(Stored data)
--
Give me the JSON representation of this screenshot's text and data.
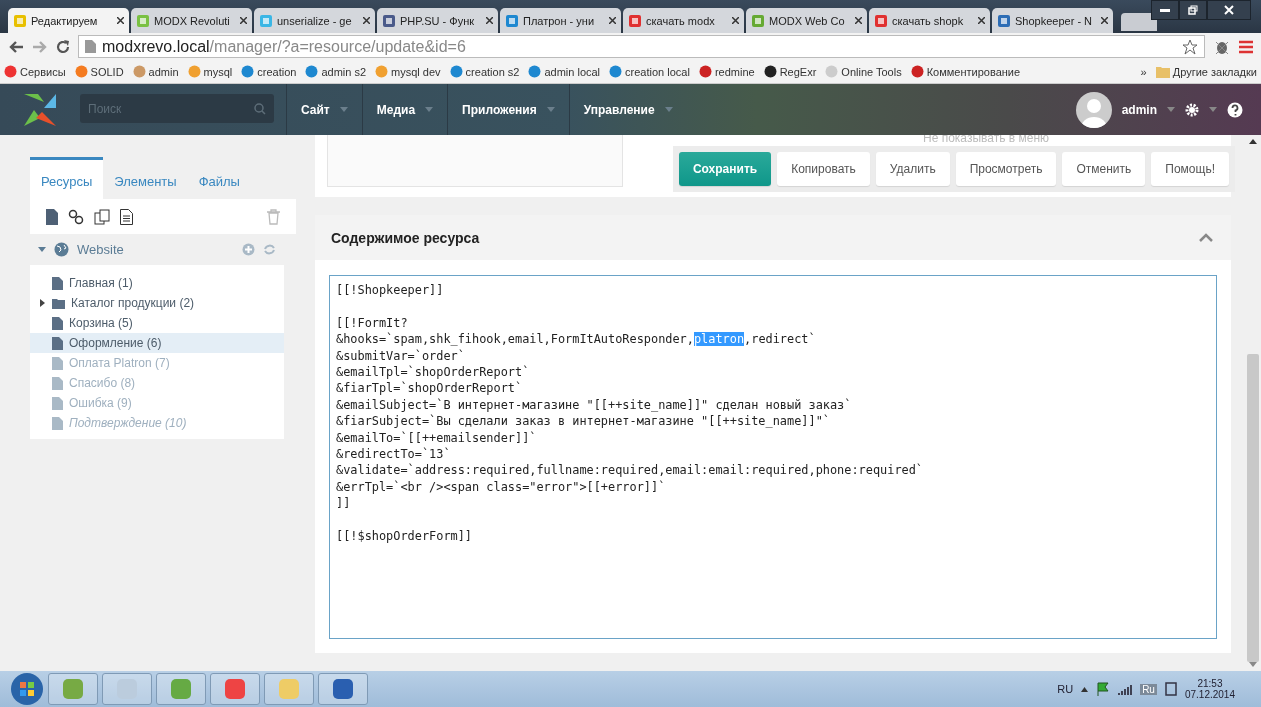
{
  "browser": {
    "tabs": [
      {
        "title": "Редактируем",
        "selected": true
      },
      {
        "title": "MODX Revoluti",
        "selected": false
      },
      {
        "title": "unserialize - ge",
        "selected": false
      },
      {
        "title": "PHP.SU - Функ",
        "selected": false
      },
      {
        "title": "Платрон - уни",
        "selected": false
      },
      {
        "title": "скачать modx",
        "selected": false
      },
      {
        "title": "MODX Web Co",
        "selected": false
      },
      {
        "title": "скачать shopk",
        "selected": false
      },
      {
        "title": "Shopkeeper - N",
        "selected": false
      }
    ],
    "url_host": "modxrevo.local",
    "url_path": "/manager/?a=resource/update&id=6",
    "bookmarks": [
      "Сервисы",
      "SOLID",
      "admin",
      "mysql",
      "creation",
      "admin s2",
      "mysql dev",
      "creation s2",
      "admin local",
      "creation local",
      "redmine",
      "RegExr",
      "Online Tools",
      "Комментирование"
    ],
    "bookmarks_more": "»",
    "other_bookmarks": "Другие закладки"
  },
  "header": {
    "search_placeholder": "Поиск",
    "nav": [
      "Сайт",
      "Медиа",
      "Приложения",
      "Управление"
    ],
    "user": "admin"
  },
  "sidebar": {
    "tabs": [
      {
        "label": "Ресурсы",
        "selected": true
      },
      {
        "label": "Элементы",
        "selected": false
      },
      {
        "label": "Файлы",
        "selected": false
      }
    ],
    "context": "Website",
    "tree": [
      {
        "label": "Главная (1)",
        "kind": "page",
        "published": true,
        "in_menu": true,
        "selected": false
      },
      {
        "label": "Каталог продукции (2)",
        "kind": "folder",
        "expanded": false,
        "published": true,
        "in_menu": true,
        "selected": false
      },
      {
        "label": "Корзина (5)",
        "kind": "page",
        "published": true,
        "in_menu": true,
        "selected": false
      },
      {
        "label": "Оформление (6)",
        "kind": "page",
        "published": true,
        "in_menu": true,
        "selected": true
      },
      {
        "label": "Оплата Platron (7)",
        "kind": "page",
        "published": false,
        "in_menu": true,
        "selected": false
      },
      {
        "label": "Спасибо (8)",
        "kind": "page",
        "published": false,
        "in_menu": true,
        "selected": false
      },
      {
        "label": "Ошибка (9)",
        "kind": "page",
        "published": false,
        "in_menu": true,
        "selected": false
      },
      {
        "label": "Подтверждение (10)",
        "kind": "page",
        "published": false,
        "in_menu": false,
        "selected": false
      }
    ]
  },
  "top_panel": {
    "hidden_option": "Не показывать в меню",
    "buttons": [
      {
        "label": "Сохранить",
        "kind": "primary"
      },
      {
        "label": "Копировать",
        "kind": "default"
      },
      {
        "label": "Удалить",
        "kind": "default"
      },
      {
        "label": "Просмотреть",
        "kind": "default"
      },
      {
        "label": "Отменить",
        "kind": "default"
      },
      {
        "label": "Помощь!",
        "kind": "default"
      }
    ]
  },
  "content_panel": {
    "title": "Содержимое ресурса",
    "expanded": true,
    "lines": [
      {
        "kind": "code",
        "segments": [
          {
            "text": "[[!Shopkeeper]]",
            "selected": false
          }
        ]
      },
      {
        "kind": "blank"
      },
      {
        "kind": "code",
        "segments": [
          {
            "text": "[[!FormIt?",
            "selected": false
          }
        ]
      },
      {
        "kind": "code",
        "segments": [
          {
            "text": "&hooks=`spam,shk_fihook,email,FormItAutoResponder,",
            "selected": false
          },
          {
            "text": "platron",
            "selected": true
          },
          {
            "text": ",redirect`",
            "selected": false
          }
        ]
      },
      {
        "kind": "code",
        "segments": [
          {
            "text": "&submitVar=`order`",
            "selected": false
          }
        ]
      },
      {
        "kind": "code",
        "segments": [
          {
            "text": "&emailTpl=`shopOrderReport`",
            "selected": false
          }
        ]
      },
      {
        "kind": "code",
        "segments": [
          {
            "text": "&fiarTpl=`shopOrderReport`",
            "selected": false
          }
        ]
      },
      {
        "kind": "code",
        "segments": [
          {
            "text": "&emailSubject=`В интернет-магазине \"[[++site_name]]\" сделан новый заказ`",
            "selected": false
          }
        ]
      },
      {
        "kind": "code",
        "segments": [
          {
            "text": "&fiarSubject=`Вы сделали заказ в интернет-магазине \"[[++site_name]]\"`",
            "selected": false
          }
        ]
      },
      {
        "kind": "code",
        "segments": [
          {
            "text": "&emailTo=`[[++emailsender]]`",
            "selected": false
          }
        ]
      },
      {
        "kind": "code",
        "segments": [
          {
            "text": "&redirectTo=`13`",
            "selected": false
          }
        ]
      },
      {
        "kind": "code",
        "segments": [
          {
            "text": "&validate=`address:required,fullname:required,email:email:required,phone:required`",
            "selected": false
          }
        ]
      },
      {
        "kind": "code",
        "segments": [
          {
            "text": "&errTpl=`<br /><span class=\"error\">[[+error]]`",
            "selected": false
          }
        ]
      },
      {
        "kind": "code",
        "segments": [
          {
            "text": "]]",
            "selected": false
          }
        ]
      },
      {
        "kind": "blank"
      },
      {
        "kind": "code",
        "segments": [
          {
            "text": "[[!$shopOrderForm]]",
            "selected": false
          }
        ]
      }
    ]
  },
  "taskbar": {
    "language": "RU",
    "tray_language": "Ru",
    "time": "21:53",
    "date": "07.12.2014"
  }
}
--
### What the exercise asks
Give the entries again word for word, but skip the pictures.

### Exercise answer
Give me the JSON representation of this screenshot's text and data.
{
  "browser": {
    "tabs": [
      {
        "title": "Редактируем",
        "selected": true
      },
      {
        "title": "MODX Revoluti",
        "selected": false
      },
      {
        "title": "unserialize - ge",
        "selected": false
      },
      {
        "title": "PHP.SU - Функ",
        "selected": false
      },
      {
        "title": "Платрон - уни",
        "selected": false
      },
      {
        "title": "скачать modx",
        "selected": false
      },
      {
        "title": "MODX Web Co",
        "selected": false
      },
      {
        "title": "скачать shopk",
        "selected": false
      },
      {
        "title": "Shopkeeper - N",
        "selected": false
      }
    ],
    "url_host": "modxrevo.local",
    "url_path": "/manager/?a=resource/update&id=6",
    "bookmarks": [
      "Сервисы",
      "SOLID",
      "admin",
      "mysql",
      "creation",
      "admin s2",
      "mysql dev",
      "creation s2",
      "admin local",
      "creation local",
      "redmine",
      "RegExr",
      "Online Tools",
      "Комментирование"
    ],
    "bookmarks_more": "»",
    "other_bookmarks": "Другие закладки"
  },
  "header": {
    "search_placeholder": "Поиск",
    "nav": [
      "Сайт",
      "Медиа",
      "Приложения",
      "Управление"
    ],
    "user": "admin"
  },
  "sidebar": {
    "tabs": [
      {
        "label": "Ресурсы",
        "selected": true
      },
      {
        "label": "Элементы",
        "selected": false
      },
      {
        "label": "Файлы",
        "selected": false
      }
    ],
    "context": "Website",
    "tree": [
      {
        "label": "Главная (1)",
        "kind": "page",
        "published": true,
        "in_menu": true,
        "selected": false
      },
      {
        "label": "Каталог продукции (2)",
        "kind": "folder",
        "expanded": false,
        "published": true,
        "in_menu": true,
        "selected": false
      },
      {
        "label": "Корзина (5)",
        "kind": "page",
        "published": true,
        "in_menu": true,
        "selected": false
      },
      {
        "label": "Оформление (6)",
        "kind": "page",
        "published": true,
        "in_menu": true,
        "selected": true
      },
      {
        "label": "Оплата Platron (7)",
        "kind": "page",
        "published": false,
        "in_menu": true,
        "selected": false
      },
      {
        "label": "Спасибо (8)",
        "kind": "page",
        "published": false,
        "in_menu": true,
        "selected": false
      },
      {
        "label": "Ошибка (9)",
        "kind": "page",
        "published": false,
        "in_menu": true,
        "selected": false
      },
      {
        "label": "Подтверждение (10)",
        "kind": "page",
        "published": false,
        "in_menu": false,
        "selected": false
      }
    ]
  },
  "top_panel": {
    "hidden_option": "Не показывать в меню",
    "buttons": [
      {
        "label": "Сохранить",
        "kind": "primary"
      },
      {
        "label": "Копировать",
        "kind": "default"
      },
      {
        "label": "Удалить",
        "kind": "default"
      },
      {
        "label": "Просмотреть",
        "kind": "default"
      },
      {
        "label": "Отменить",
        "kind": "default"
      },
      {
        "label": "Помощь!",
        "kind": "default"
      }
    ]
  },
  "content_panel": {
    "title": "Содержимое ресурса",
    "expanded": true,
    "lines": [
      {
        "kind": "code",
        "segments": [
          {
            "text": "[[!Shopkeeper]]",
            "selected": false
          }
        ]
      },
      {
        "kind": "blank"
      },
      {
        "kind": "code",
        "segments": [
          {
            "text": "[[!FormIt?",
            "selected": false
          }
        ]
      },
      {
        "kind": "code",
        "segments": [
          {
            "text": "&hooks=`spam,shk_fihook,email,FormItAutoResponder,",
            "selected": false
          },
          {
            "text": "platron",
            "selected": true
          },
          {
            "text": ",redirect`",
            "selected": false
          }
        ]
      },
      {
        "kind": "code",
        "segments": [
          {
            "text": "&submitVar=`order`",
            "selected": false
          }
        ]
      },
      {
        "kind": "code",
        "segments": [
          {
            "text": "&emailTpl=`shopOrderReport`",
            "selected": false
          }
        ]
      },
      {
        "kind": "code",
        "segments": [
          {
            "text": "&fiarTpl=`shopOrderReport`",
            "selected": false
          }
        ]
      },
      {
        "kind": "code",
        "segments": [
          {
            "text": "&emailSubject=`В интернет-магазине \"[[++site_name]]\" сделан новый заказ`",
            "selected": false
          }
        ]
      },
      {
        "kind": "code",
        "segments": [
          {
            "text": "&fiarSubject=`Вы сделали заказ в интернет-магазине \"[[++site_name]]\"`",
            "selected": false
          }
        ]
      },
      {
        "kind": "code",
        "segments": [
          {
            "text": "&emailTo=`[[++emailsender]]`",
            "selected": false
          }
        ]
      },
      {
        "kind": "code",
        "segments": [
          {
            "text": "&redirectTo=`13`",
            "selected": false
          }
        ]
      },
      {
        "kind": "code",
        "segments": [
          {
            "text": "&validate=`address:required,fullname:required,email:email:required,phone:required`",
            "selected": false
          }
        ]
      },
      {
        "kind": "code",
        "segments": [
          {
            "text": "&errTpl=`<br /><span class=\"error\">[[+error]]`",
            "selected": false
          }
        ]
      },
      {
        "kind": "code",
        "segments": [
          {
            "text": "]]",
            "selected": false
          }
        ]
      },
      {
        "kind": "blank"
      },
      {
        "kind": "code",
        "segments": [
          {
            "text": "[[!$shopOrderForm]]",
            "selected": false
          }
        ]
      }
    ]
  },
  "taskbar": {
    "language": "RU",
    "tray_language": "Ru",
    "time": "21:53",
    "date": "07.12.2014"
  }
}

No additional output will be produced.